§ MATERIAL FOR THIS TASK
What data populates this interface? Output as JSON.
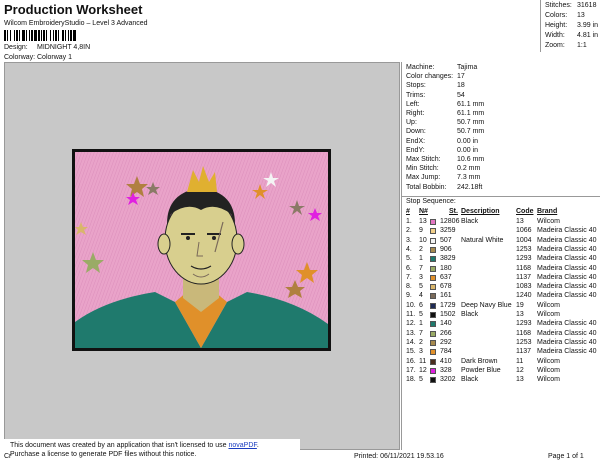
{
  "header": {
    "title": "Production Worksheet",
    "software": "Wilcom EmbroideryStudio – Level 3 Advanced",
    "design_label": "Design:",
    "design_value": "MIDNIGHT 4,8IN",
    "colorway_label": "Colorway:",
    "colorway_value": "Colorway 1"
  },
  "stats": [
    {
      "label": "Stitches:",
      "value": "31618"
    },
    {
      "label": "Colors:",
      "value": "13"
    },
    {
      "label": "Height:",
      "value": "3.99 in"
    },
    {
      "label": "Width:",
      "value": "4.81 in"
    },
    {
      "label": "Zoom:",
      "value": "1:1"
    }
  ],
  "machine_info": [
    {
      "label": "Machine:",
      "value": "Tajima"
    },
    {
      "label": "Color changes:",
      "value": "17"
    },
    {
      "label": "Stops:",
      "value": "18"
    },
    {
      "label": "Trims:",
      "value": "54"
    },
    {
      "label": "Left:",
      "value": "61.1 mm"
    },
    {
      "label": "Right:",
      "value": "61.1 mm"
    },
    {
      "label": "Up:",
      "value": "50.7 mm"
    },
    {
      "label": "Down:",
      "value": "50.7 mm"
    },
    {
      "label": "EndX:",
      "value": "0.00 in"
    },
    {
      "label": "EndY:",
      "value": "0.00 in"
    },
    {
      "label": "Max Stitch:",
      "value": "10.6 mm"
    },
    {
      "label": "Min Stitch:",
      "value": "0.2 mm"
    },
    {
      "label": "Max Jump:",
      "value": "7.3 mm"
    },
    {
      "label": "Total Bobbin:",
      "value": "242.18ft"
    }
  ],
  "sequence": {
    "title": "Stop Sequence:",
    "headers": {
      "num": "#",
      "n": "N#",
      "st": "St.",
      "description": "Description",
      "code": "Code",
      "brand": "Brand"
    },
    "rows": [
      {
        "num": "1.",
        "n": "13",
        "color": "#e377c2",
        "st": "12806",
        "description": "Black",
        "code": "13",
        "brand": "Wilcom"
      },
      {
        "num": "2.",
        "n": "9",
        "color": "#f2d08a",
        "st": "3259",
        "description": "",
        "code": "1066",
        "brand": "Madeira Classic 40"
      },
      {
        "num": "3.",
        "n": "10",
        "color": "#f4f4f4",
        "st": "507",
        "description": "Natural White",
        "code": "1004",
        "brand": "Madeira Classic 40"
      },
      {
        "num": "4.",
        "n": "2",
        "color": "#a68a4e",
        "st": "906",
        "description": "",
        "code": "1253",
        "brand": "Madeira Classic 40"
      },
      {
        "num": "5.",
        "n": "1",
        "color": "#1f7a6d",
        "st": "3829",
        "description": "",
        "code": "1293",
        "brand": "Madeira Classic 40"
      },
      {
        "num": "6.",
        "n": "7",
        "color": "#9aab66",
        "st": "180",
        "description": "",
        "code": "1168",
        "brand": "Madeira Classic 40"
      },
      {
        "num": "7.",
        "n": "3",
        "color": "#e0902a",
        "st": "637",
        "description": "",
        "code": "1137",
        "brand": "Madeira Classic 40"
      },
      {
        "num": "8.",
        "n": "5",
        "color": "#d9b66b",
        "st": "678",
        "description": "",
        "code": "1083",
        "brand": "Madeira Classic 40"
      },
      {
        "num": "9.",
        "n": "4",
        "color": "#7a6a5a",
        "st": "161",
        "description": "",
        "code": "1240",
        "brand": "Madeira Classic 40"
      },
      {
        "num": "10.",
        "n": "6",
        "color": "#1e2a55",
        "st": "1729",
        "description": "Deep Navy Blue",
        "code": "19",
        "brand": "Wilcom"
      },
      {
        "num": "11.",
        "n": "5",
        "color": "#111111",
        "st": "1502",
        "description": "Black",
        "code": "13",
        "brand": "Wilcom"
      },
      {
        "num": "12.",
        "n": "1",
        "color": "#1f7a6d",
        "st": "140",
        "description": "",
        "code": "1293",
        "brand": "Madeira Classic 40"
      },
      {
        "num": "13.",
        "n": "7",
        "color": "#9aab66",
        "st": "266",
        "description": "",
        "code": "1168",
        "brand": "Madeira Classic 40"
      },
      {
        "num": "14.",
        "n": "2",
        "color": "#a68a4e",
        "st": "292",
        "description": "",
        "code": "1253",
        "brand": "Madeira Classic 40"
      },
      {
        "num": "15.",
        "n": "3",
        "color": "#e0902a",
        "st": "784",
        "description": "",
        "code": "1137",
        "brand": "Madeira Classic 40"
      },
      {
        "num": "16.",
        "n": "11",
        "color": "#4a2e1e",
        "st": "410",
        "description": "Dark Brown",
        "code": "11",
        "brand": "Wilcom"
      },
      {
        "num": "17.",
        "n": "12",
        "color": "#e020e0",
        "st": "328",
        "description": "Powder Blue",
        "code": "12",
        "brand": "Wilcom"
      },
      {
        "num": "18.",
        "n": "5",
        "color": "#111111",
        "st": "3202",
        "description": "Black",
        "code": "13",
        "brand": "Wilcom"
      }
    ]
  },
  "notice": {
    "line1_prefix": "This document was created by an application that isn't licensed to use ",
    "link": "novaPDF",
    "line1_suffix": ".",
    "line2": "Purchase a license to generate PDF files without this notice."
  },
  "footer": {
    "left": "Cr",
    "printed": "Printed: 06/11/2021 19.53.16",
    "page": "Page 1 of 1"
  },
  "colors": {
    "artwork_bg": "#e9a3c9",
    "artwork_border": "#111111",
    "jacket": "#1f7a6d",
    "skin": "#d8cf8e",
    "hair_tip": "#e0b030"
  }
}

§ AIM
Pick out each line containing "notice" and report it.

§ RESPONSE TO THE TASK
  "notice": {
    "line2": "Purchase a license to generate PDF files without this notice."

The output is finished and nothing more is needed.